[Collected data entries]
'''
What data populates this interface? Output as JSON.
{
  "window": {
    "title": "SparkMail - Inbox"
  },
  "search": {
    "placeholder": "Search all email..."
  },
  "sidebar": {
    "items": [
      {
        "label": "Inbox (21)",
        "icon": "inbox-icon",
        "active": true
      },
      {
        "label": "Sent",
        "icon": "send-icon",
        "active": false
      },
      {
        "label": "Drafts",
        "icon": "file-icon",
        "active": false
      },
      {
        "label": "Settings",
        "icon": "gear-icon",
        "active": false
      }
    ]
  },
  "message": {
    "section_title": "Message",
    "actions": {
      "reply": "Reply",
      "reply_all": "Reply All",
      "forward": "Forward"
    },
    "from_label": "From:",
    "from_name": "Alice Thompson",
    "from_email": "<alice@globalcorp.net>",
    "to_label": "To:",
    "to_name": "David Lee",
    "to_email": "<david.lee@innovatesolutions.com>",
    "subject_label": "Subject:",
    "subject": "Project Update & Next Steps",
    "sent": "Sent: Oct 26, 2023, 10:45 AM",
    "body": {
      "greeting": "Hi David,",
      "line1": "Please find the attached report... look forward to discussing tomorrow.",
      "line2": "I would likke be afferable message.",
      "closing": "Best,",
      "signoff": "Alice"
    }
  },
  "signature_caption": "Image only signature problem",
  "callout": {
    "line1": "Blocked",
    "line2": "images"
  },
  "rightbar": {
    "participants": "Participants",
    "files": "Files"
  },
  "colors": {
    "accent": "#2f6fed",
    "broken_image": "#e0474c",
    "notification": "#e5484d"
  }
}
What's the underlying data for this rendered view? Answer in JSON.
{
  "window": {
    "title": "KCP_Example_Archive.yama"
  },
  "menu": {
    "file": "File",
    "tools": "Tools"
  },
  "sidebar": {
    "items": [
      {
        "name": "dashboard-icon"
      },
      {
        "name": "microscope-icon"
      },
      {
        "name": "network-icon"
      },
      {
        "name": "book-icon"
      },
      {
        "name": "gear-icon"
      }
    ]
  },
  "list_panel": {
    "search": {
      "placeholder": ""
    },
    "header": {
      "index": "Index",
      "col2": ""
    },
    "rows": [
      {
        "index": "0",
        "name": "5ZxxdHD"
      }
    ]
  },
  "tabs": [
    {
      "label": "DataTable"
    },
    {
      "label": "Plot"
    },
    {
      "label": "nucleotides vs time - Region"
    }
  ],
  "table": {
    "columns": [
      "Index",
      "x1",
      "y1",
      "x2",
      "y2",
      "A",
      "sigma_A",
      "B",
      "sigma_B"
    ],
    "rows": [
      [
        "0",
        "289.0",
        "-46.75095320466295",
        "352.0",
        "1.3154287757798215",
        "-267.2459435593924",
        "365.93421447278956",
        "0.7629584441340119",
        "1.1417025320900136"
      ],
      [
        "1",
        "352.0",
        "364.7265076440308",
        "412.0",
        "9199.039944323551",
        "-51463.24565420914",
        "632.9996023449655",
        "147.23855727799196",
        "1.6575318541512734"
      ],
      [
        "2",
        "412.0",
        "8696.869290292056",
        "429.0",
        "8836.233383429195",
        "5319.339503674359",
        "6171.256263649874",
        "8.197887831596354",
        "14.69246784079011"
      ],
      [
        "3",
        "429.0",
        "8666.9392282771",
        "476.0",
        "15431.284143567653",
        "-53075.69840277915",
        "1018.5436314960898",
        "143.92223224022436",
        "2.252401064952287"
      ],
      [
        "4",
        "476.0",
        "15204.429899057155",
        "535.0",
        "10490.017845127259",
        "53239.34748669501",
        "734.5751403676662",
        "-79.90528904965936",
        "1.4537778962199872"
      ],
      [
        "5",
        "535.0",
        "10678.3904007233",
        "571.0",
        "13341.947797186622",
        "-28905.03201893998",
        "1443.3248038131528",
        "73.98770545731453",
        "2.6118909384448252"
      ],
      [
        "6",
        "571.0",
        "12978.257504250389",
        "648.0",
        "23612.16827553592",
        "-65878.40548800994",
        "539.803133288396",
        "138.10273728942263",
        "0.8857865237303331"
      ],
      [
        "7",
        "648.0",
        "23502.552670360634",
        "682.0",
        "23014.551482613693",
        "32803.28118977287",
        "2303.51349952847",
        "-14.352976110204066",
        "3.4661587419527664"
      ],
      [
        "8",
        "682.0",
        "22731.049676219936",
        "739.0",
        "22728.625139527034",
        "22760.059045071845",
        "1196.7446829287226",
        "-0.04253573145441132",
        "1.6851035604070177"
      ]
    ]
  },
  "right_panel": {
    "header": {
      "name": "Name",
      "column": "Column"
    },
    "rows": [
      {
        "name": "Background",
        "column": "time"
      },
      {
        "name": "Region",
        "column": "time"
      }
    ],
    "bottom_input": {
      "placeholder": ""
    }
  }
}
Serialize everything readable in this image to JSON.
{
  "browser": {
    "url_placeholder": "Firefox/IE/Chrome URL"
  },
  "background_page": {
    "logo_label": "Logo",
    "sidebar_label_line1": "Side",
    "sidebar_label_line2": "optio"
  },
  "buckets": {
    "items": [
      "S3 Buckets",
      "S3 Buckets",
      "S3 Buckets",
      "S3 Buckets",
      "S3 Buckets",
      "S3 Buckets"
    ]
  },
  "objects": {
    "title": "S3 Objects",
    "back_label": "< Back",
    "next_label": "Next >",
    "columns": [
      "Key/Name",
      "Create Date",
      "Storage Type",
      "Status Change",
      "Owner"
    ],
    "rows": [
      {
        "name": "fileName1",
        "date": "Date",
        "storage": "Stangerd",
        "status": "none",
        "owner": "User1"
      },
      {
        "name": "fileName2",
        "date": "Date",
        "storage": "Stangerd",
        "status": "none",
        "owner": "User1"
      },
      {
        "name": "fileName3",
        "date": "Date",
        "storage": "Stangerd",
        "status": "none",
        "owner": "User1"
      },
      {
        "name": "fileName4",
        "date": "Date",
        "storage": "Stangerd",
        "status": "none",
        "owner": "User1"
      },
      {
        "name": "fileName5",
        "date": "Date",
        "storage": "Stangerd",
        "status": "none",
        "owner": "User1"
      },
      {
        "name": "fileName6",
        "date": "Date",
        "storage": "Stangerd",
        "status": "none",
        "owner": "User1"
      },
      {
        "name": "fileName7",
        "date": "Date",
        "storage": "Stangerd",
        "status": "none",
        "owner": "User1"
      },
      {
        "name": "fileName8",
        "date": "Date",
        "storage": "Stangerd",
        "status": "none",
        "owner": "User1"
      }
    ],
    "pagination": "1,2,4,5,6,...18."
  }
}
'''
Transcribe the material above in its entirety. Match it exactly.

What data populates this interface? Output as JSON.
{
  "window": {
    "title": "SparkMail - Inbox"
  },
  "search": {
    "placeholder": "Search all email..."
  },
  "sidebar": {
    "items": [
      {
        "label": "Inbox (21)",
        "icon": "inbox-icon",
        "active": true
      },
      {
        "label": "Sent",
        "icon": "send-icon",
        "active": false
      },
      {
        "label": "Drafts",
        "icon": "file-icon",
        "active": false
      },
      {
        "label": "Settings",
        "icon": "gear-icon",
        "active": false
      }
    ]
  },
  "message": {
    "section_title": "Message",
    "actions": {
      "reply": "Reply",
      "reply_all": "Reply All",
      "forward": "Forward"
    },
    "from_label": "From:",
    "from_name": "Alice Thompson",
    "from_email": "<alice@globalcorp.net>",
    "to_label": "To:",
    "to_name": "David Lee",
    "to_email": "<david.lee@innovatesolutions.com>",
    "subject_label": "Subject:",
    "subject": "Project Update & Next Steps",
    "sent": "Sent: Oct 26, 2023, 10:45 AM",
    "body": {
      "greeting": "Hi David,",
      "line1": "Please find the attached report... look forward to discussing tomorrow.",
      "line2": "I would likke be afferable message.",
      "closing": "Best,",
      "signoff": "Alice"
    }
  },
  "signature_caption": "Image only signature problem",
  "callout": {
    "line1": "Blocked",
    "line2": "images"
  },
  "rightbar": {
    "participants": "Participants",
    "files": "Files"
  },
  "colors": {
    "accent": "#2f6fed",
    "broken_image": "#e0474c",
    "notification": "#e5484d"
  }
}
What's the underlying data for this rendered view? Answer in JSON.
{
  "window": {
    "title": "KCP_Example_Archive.yama"
  },
  "menu": {
    "file": "File",
    "tools": "Tools"
  },
  "sidebar": {
    "items": [
      {
        "name": "dashboard-icon"
      },
      {
        "name": "microscope-icon"
      },
      {
        "name": "network-icon"
      },
      {
        "name": "book-icon"
      },
      {
        "name": "gear-icon"
      }
    ]
  },
  "list_panel": {
    "search": {
      "placeholder": ""
    },
    "header": {
      "index": "Index",
      "col2": ""
    },
    "rows": [
      {
        "index": "0",
        "name": "5ZxxdHD"
      }
    ]
  },
  "tabs": [
    {
      "label": "DataTable"
    },
    {
      "label": "Plot"
    },
    {
      "label": "nucleotides vs time - Region"
    }
  ],
  "table": {
    "columns": [
      "Index",
      "x1",
      "y1",
      "x2",
      "y2",
      "A",
      "sigma_A",
      "B",
      "sigma_B"
    ],
    "rows": [
      [
        "0",
        "289.0",
        "-46.75095320466295",
        "352.0",
        "1.3154287757798215",
        "-267.2459435593924",
        "365.93421447278956",
        "0.7629584441340119",
        "1.1417025320900136"
      ],
      [
        "1",
        "352.0",
        "364.7265076440308",
        "412.0",
        "9199.039944323551",
        "-51463.24565420914",
        "632.9996023449655",
        "147.23855727799196",
        "1.6575318541512734"
      ],
      [
        "2",
        "412.0",
        "8696.869290292056",
        "429.0",
        "8836.233383429195",
        "5319.339503674359",
        "6171.256263649874",
        "8.197887831596354",
        "14.69246784079011"
      ],
      [
        "3",
        "429.0",
        "8666.9392282771",
        "476.0",
        "15431.284143567653",
        "-53075.69840277915",
        "1018.5436314960898",
        "143.92223224022436",
        "2.252401064952287"
      ],
      [
        "4",
        "476.0",
        "15204.429899057155",
        "535.0",
        "10490.017845127259",
        "53239.34748669501",
        "734.5751403676662",
        "-79.90528904965936",
        "1.4537778962199872"
      ],
      [
        "5",
        "535.0",
        "10678.3904007233",
        "571.0",
        "13341.947797186622",
        "-28905.03201893998",
        "1443.3248038131528",
        "73.98770545731453",
        "2.6118909384448252"
      ],
      [
        "6",
        "571.0",
        "12978.257504250389",
        "648.0",
        "23612.16827553592",
        "-65878.40548800994",
        "539.803133288396",
        "138.10273728942263",
        "0.8857865237303331"
      ],
      [
        "7",
        "648.0",
        "23502.552670360634",
        "682.0",
        "23014.551482613693",
        "32803.28118977287",
        "2303.51349952847",
        "-14.352976110204066",
        "3.4661587419527664"
      ],
      [
        "8",
        "682.0",
        "22731.049676219936",
        "739.0",
        "22728.625139527034",
        "22760.059045071845",
        "1196.7446829287226",
        "-0.04253573145441132",
        "1.6851035604070177"
      ]
    ]
  },
  "right_panel": {
    "header": {
      "name": "Name",
      "column": "Column"
    },
    "rows": [
      {
        "name": "Background",
        "column": "time"
      },
      {
        "name": "Region",
        "column": "time"
      }
    ],
    "bottom_input": {
      "placeholder": ""
    }
  }
}
Serialize everything readable in this image to JSON.
{
  "browser": {
    "url_placeholder": "Firefox/IE/Chrome URL"
  },
  "background_page": {
    "logo_label": "Logo",
    "sidebar_label_line1": "Side",
    "sidebar_label_line2": "optio"
  },
  "buckets": {
    "items": [
      "S3 Buckets",
      "S3 Buckets",
      "S3 Buckets",
      "S3 Buckets",
      "S3 Buckets",
      "S3 Buckets"
    ]
  },
  "objects": {
    "title": "S3 Objects",
    "back_label": "< Back",
    "next_label": "Next >",
    "columns": [
      "Key/Name",
      "Create Date",
      "Storage Type",
      "Status Change",
      "Owner"
    ],
    "rows": [
      {
        "name": "fileName1",
        "date": "Date",
        "storage": "Stangerd",
        "status": "none",
        "owner": "User1"
      },
      {
        "name": "fileName2",
        "date": "Date",
        "storage": "Stangerd",
        "status": "none",
        "owner": "User1"
      },
      {
        "name": "fileName3",
        "date": "Date",
        "storage": "Stangerd",
        "status": "none",
        "owner": "User1"
      },
      {
        "name": "fileName4",
        "date": "Date",
        "storage": "Stangerd",
        "status": "none",
        "owner": "User1"
      },
      {
        "name": "fileName5",
        "date": "Date",
        "storage": "Stangerd",
        "status": "none",
        "owner": "User1"
      },
      {
        "name": "fileName6",
        "date": "Date",
        "storage": "Stangerd",
        "status": "none",
        "owner": "User1"
      },
      {
        "name": "fileName7",
        "date": "Date",
        "storage": "Stangerd",
        "status": "none",
        "owner": "User1"
      },
      {
        "name": "fileName8",
        "date": "Date",
        "storage": "Stangerd",
        "status": "none",
        "owner": "User1"
      }
    ],
    "pagination": "1,2,4,5,6,...18."
  }
}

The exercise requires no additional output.